# start of DATASET ENTRIES

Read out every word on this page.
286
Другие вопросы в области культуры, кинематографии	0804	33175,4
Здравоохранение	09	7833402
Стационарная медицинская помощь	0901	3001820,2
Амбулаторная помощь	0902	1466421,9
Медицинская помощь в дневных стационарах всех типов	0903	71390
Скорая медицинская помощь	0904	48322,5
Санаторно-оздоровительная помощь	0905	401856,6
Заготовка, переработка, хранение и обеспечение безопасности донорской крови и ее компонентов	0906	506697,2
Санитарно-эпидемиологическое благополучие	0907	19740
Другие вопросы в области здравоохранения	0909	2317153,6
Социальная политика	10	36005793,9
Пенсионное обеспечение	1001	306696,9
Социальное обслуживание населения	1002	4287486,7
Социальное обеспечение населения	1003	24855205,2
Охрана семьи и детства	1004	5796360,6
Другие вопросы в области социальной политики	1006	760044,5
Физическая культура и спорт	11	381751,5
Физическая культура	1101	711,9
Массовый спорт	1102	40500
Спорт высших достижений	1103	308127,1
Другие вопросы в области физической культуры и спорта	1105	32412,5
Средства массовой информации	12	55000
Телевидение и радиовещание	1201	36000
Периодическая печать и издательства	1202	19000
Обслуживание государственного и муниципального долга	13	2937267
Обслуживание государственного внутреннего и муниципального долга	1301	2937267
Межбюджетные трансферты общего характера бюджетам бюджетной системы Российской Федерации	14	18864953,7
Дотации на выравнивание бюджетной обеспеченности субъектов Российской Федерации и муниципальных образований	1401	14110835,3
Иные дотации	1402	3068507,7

# end of DATASET ENTRIES

> _EXERCISE_: Return the entries above exactly as they appear.

> _SOLVED PROBLEM_:
Read out every word on this page.
286
Другие вопросы в области культуры, кинематографии	0804	33175,4
Здравоохранение	09	7833402
Стационарная медицинская помощь	0901	3001820,2
Амбулаторная помощь	0902	1466421,9
Медицинская помощь в дневных стационарах всех типов	0903	71390
Скорая медицинская помощь	0904	48322,5
Санаторно-оздоровительная помощь	0905	401856,6
Заготовка, переработка, хранение и обеспечение безопасности донорской крови и ее компонентов	0906	506697,2
Санитарно-эпидемиологическое благополучие	0907	19740
Другие вопросы в области здравоохранения	0909	2317153,6
Социальная политика	10	36005793,9
Пенсионное обеспечение	1001	306696,9
Социальное обслуживание населения	1002	4287486,7
Социальное обеспечение населения	1003	24855205,2
Охрана семьи и детства	1004	5796360,6
Другие вопросы в области социальной политики	1006	760044,5
Физическая культура и спорт	11	381751,5
Физическая культура	1101	711,9
Массовый спорт	1102	40500
Спорт высших достижений	1103	308127,1
Другие вопросы в области физической культуры и спорта	1105	32412,5
Средства массовой информации	12	55000
Телевидение и радиовещание	1201	36000
Периодическая печать и издательства	1202	19000
Обслуживание государственного и муниципального долга	13	2937267
Обслуживание государственного внутреннего и муниципального долга	1301	2937267
Межбюджетные трансферты общего характера бюджетам бюджетной системы Российской Федерации	14	18864953,7
Дотации на выравнивание бюджетной обеспеченности субъектов Российской Федерации и муниципальных образований	1401	14110835,3
Иные дотации	1402	3068507,7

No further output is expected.